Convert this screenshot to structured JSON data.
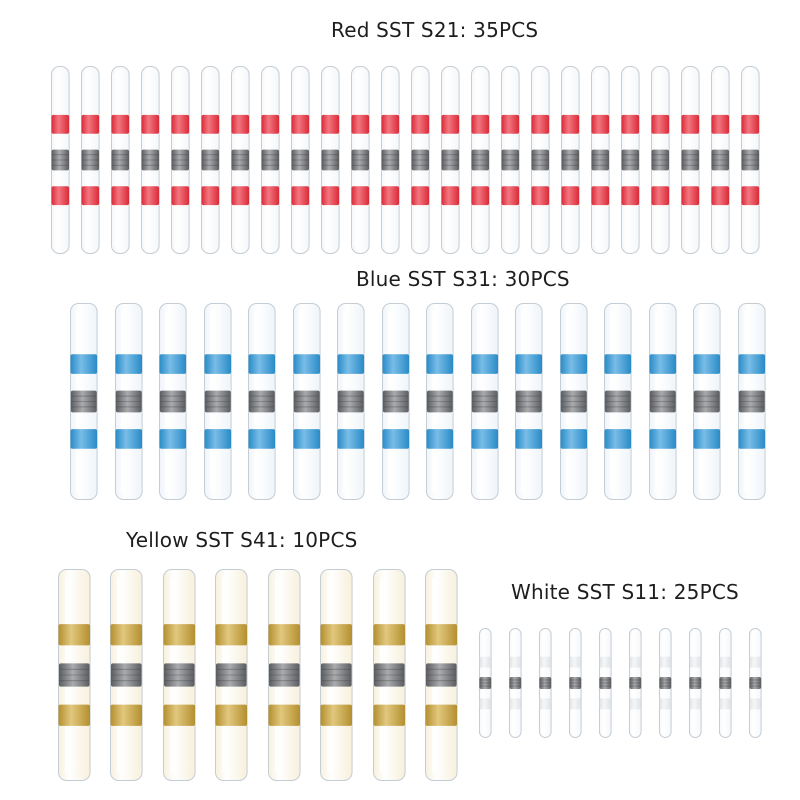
{
  "groups": [
    {
      "key": "red",
      "label": "Red SST S21: 35PCS",
      "band_color": "#d8202e",
      "band_light": "#f2707a",
      "tube_tint": "#f4f6f8",
      "count_shown": 24
    },
    {
      "key": "blue",
      "label": "Blue SST S31: 30PCS",
      "band_color": "#1f86c4",
      "band_light": "#72b9e6",
      "tube_tint": "#eef4fa",
      "count_shown": 16
    },
    {
      "key": "yellow",
      "label": "Yellow SST S41: 10PCS",
      "band_color": "#b08a26",
      "band_light": "#e0c578",
      "tube_tint": "#f7efda",
      "count_shown": 8
    },
    {
      "key": "white",
      "label": "White SST S11: 25PCS",
      "band_color": "#d6dadf",
      "band_light": "#f0f2f4",
      "tube_tint": "#f5f7f9",
      "count_shown": 10
    }
  ],
  "colors": {
    "sleeve_dark": "#5b5d60",
    "sleeve_light": "#a9abae",
    "tube_edge": "#c4ccd4"
  }
}
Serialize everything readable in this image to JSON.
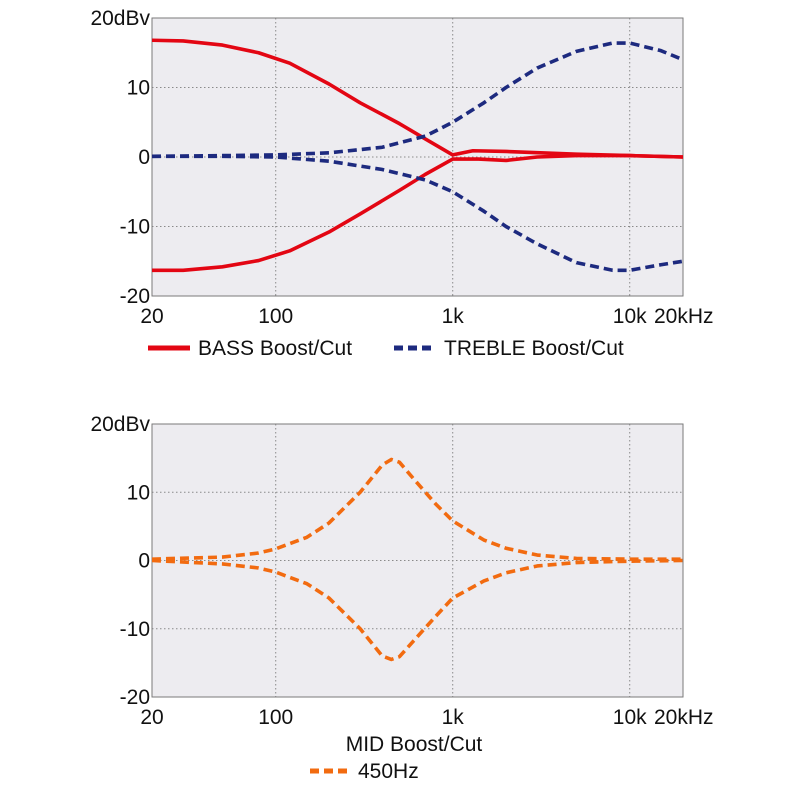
{
  "colors": {
    "bass": "#e30613",
    "treble": "#1d2a7f",
    "mid": "#f26b10",
    "plot_bg": "#edecf0",
    "grid": "#8a8a8a"
  },
  "chart_data": [
    {
      "type": "line",
      "x_scale": "log",
      "xlim": [
        20,
        20000
      ],
      "ylim": [
        -20,
        20
      ],
      "grid": true,
      "legend_position": "bottom",
      "x_ticks": [
        {
          "value": 20,
          "label": "20"
        },
        {
          "value": 100,
          "label": "100"
        },
        {
          "value": 1000,
          "label": "1k"
        },
        {
          "value": 10000,
          "label": "10k"
        },
        {
          "value": 20000,
          "label": "20kHz"
        }
      ],
      "y_ticks": [
        {
          "value": 20,
          "label": "20dBv"
        },
        {
          "value": 10,
          "label": "10"
        },
        {
          "value": 0,
          "label": "0"
        },
        {
          "value": -10,
          "label": "-10"
        },
        {
          "value": -20,
          "label": "-20"
        }
      ],
      "xlabel": "",
      "legend": [
        {
          "label": "BASS Boost/Cut",
          "color": "#e30613",
          "style": "solid"
        },
        {
          "label": "TREBLE Boost/Cut",
          "color": "#1d2a7f",
          "style": "dashed"
        }
      ],
      "series": [
        {
          "group": "BASS Boost/Cut",
          "color": "#e30613",
          "style": "solid",
          "points": [
            [
              20,
              16.8
            ],
            [
              30,
              16.7
            ],
            [
              50,
              16.1
            ],
            [
              80,
              15.0
            ],
            [
              120,
              13.5
            ],
            [
              200,
              10.5
            ],
            [
              300,
              7.8
            ],
            [
              500,
              4.8
            ],
            [
              700,
              2.6
            ],
            [
              1000,
              0.3
            ],
            [
              1300,
              0.9
            ],
            [
              2000,
              0.8
            ],
            [
              5000,
              0.4
            ],
            [
              10000,
              0.2
            ],
            [
              20000,
              0.0
            ]
          ]
        },
        {
          "group": "BASS Boost/Cut",
          "color": "#e30613",
          "style": "solid",
          "points": [
            [
              20,
              -16.3
            ],
            [
              30,
              -16.3
            ],
            [
              50,
              -15.8
            ],
            [
              80,
              -14.9
            ],
            [
              120,
              -13.5
            ],
            [
              200,
              -10.8
            ],
            [
              300,
              -8.2
            ],
            [
              500,
              -4.8
            ],
            [
              700,
              -2.5
            ],
            [
              1000,
              -0.3
            ],
            [
              1400,
              -0.3
            ],
            [
              2000,
              -0.5
            ],
            [
              3000,
              0.0
            ],
            [
              5000,
              0.2
            ],
            [
              10000,
              0.2
            ],
            [
              20000,
              0.0
            ]
          ]
        },
        {
          "group": "TREBLE Boost/Cut",
          "color": "#1d2a7f",
          "style": "dashed",
          "points": [
            [
              20,
              0.1
            ],
            [
              50,
              0.2
            ],
            [
              100,
              0.3
            ],
            [
              200,
              0.6
            ],
            [
              400,
              1.4
            ],
            [
              700,
              3.0
            ],
            [
              1000,
              5.0
            ],
            [
              1500,
              7.8
            ],
            [
              2000,
              10.0
            ],
            [
              3000,
              12.8
            ],
            [
              5000,
              15.2
            ],
            [
              8000,
              16.4
            ],
            [
              10000,
              16.4
            ],
            [
              15000,
              15.3
            ],
            [
              20000,
              14.0
            ]
          ]
        },
        {
          "group": "TREBLE Boost/Cut",
          "color": "#1d2a7f",
          "style": "dashed",
          "points": [
            [
              20,
              0.1
            ],
            [
              50,
              0.1
            ],
            [
              100,
              0.0
            ],
            [
              200,
              -0.6
            ],
            [
              400,
              -1.8
            ],
            [
              700,
              -3.3
            ],
            [
              1000,
              -5.0
            ],
            [
              1500,
              -7.8
            ],
            [
              2000,
              -10.0
            ],
            [
              3000,
              -12.5
            ],
            [
              5000,
              -15.2
            ],
            [
              8000,
              -16.3
            ],
            [
              10000,
              -16.3
            ],
            [
              15000,
              -15.5
            ],
            [
              20000,
              -15.0
            ]
          ]
        }
      ]
    },
    {
      "type": "line",
      "x_scale": "log",
      "xlim": [
        20,
        20000
      ],
      "ylim": [
        -20,
        20
      ],
      "grid": true,
      "legend_position": "bottom",
      "x_ticks": [
        {
          "value": 20,
          "label": "20"
        },
        {
          "value": 100,
          "label": "100"
        },
        {
          "value": 1000,
          "label": "1k"
        },
        {
          "value": 10000,
          "label": "10k"
        },
        {
          "value": 20000,
          "label": "20kHz"
        }
      ],
      "y_ticks": [
        {
          "value": 20,
          "label": "20dBv"
        },
        {
          "value": 10,
          "label": "10"
        },
        {
          "value": 0,
          "label": "0"
        },
        {
          "value": -10,
          "label": "-10"
        },
        {
          "value": -20,
          "label": "-20"
        }
      ],
      "xlabel": "MID Boost/Cut",
      "legend": [
        {
          "label": "450Hz",
          "color": "#f26b10",
          "style": "dashed"
        }
      ],
      "series": [
        {
          "group": "450Hz",
          "color": "#f26b10",
          "style": "dashed",
          "points": [
            [
              20,
              0.2
            ],
            [
              50,
              0.5
            ],
            [
              80,
              1.1
            ],
            [
              100,
              1.7
            ],
            [
              150,
              3.4
            ],
            [
              200,
              5.5
            ],
            [
              300,
              10.0
            ],
            [
              400,
              14.0
            ],
            [
              450,
              14.8
            ],
            [
              500,
              14.4
            ],
            [
              600,
              12.0
            ],
            [
              800,
              8.3
            ],
            [
              1000,
              5.8
            ],
            [
              1500,
              3.0
            ],
            [
              2000,
              1.8
            ],
            [
              3000,
              0.8
            ],
            [
              5000,
              0.3
            ],
            [
              10000,
              0.2
            ],
            [
              20000,
              0.2
            ]
          ]
        },
        {
          "group": "450Hz",
          "color": "#f26b10",
          "style": "dashed",
          "points": [
            [
              20,
              0.0
            ],
            [
              50,
              -0.5
            ],
            [
              80,
              -1.1
            ],
            [
              100,
              -1.7
            ],
            [
              150,
              -3.4
            ],
            [
              200,
              -5.5
            ],
            [
              300,
              -10.0
            ],
            [
              400,
              -14.0
            ],
            [
              450,
              -14.5
            ],
            [
              500,
              -14.1
            ],
            [
              600,
              -11.8
            ],
            [
              800,
              -8.2
            ],
            [
              1000,
              -5.5
            ],
            [
              1500,
              -3.0
            ],
            [
              2000,
              -1.8
            ],
            [
              3000,
              -0.8
            ],
            [
              5000,
              -0.3
            ],
            [
              10000,
              -0.1
            ],
            [
              20000,
              0.0
            ]
          ]
        }
      ]
    }
  ]
}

+===+

## YOUR GOAL
Select the lines that carry the string "this" and copy them.

## EXPECTED ANSWER
Convert this screenshot to structured JSON data.
Serialize everything readable in this image to JSON.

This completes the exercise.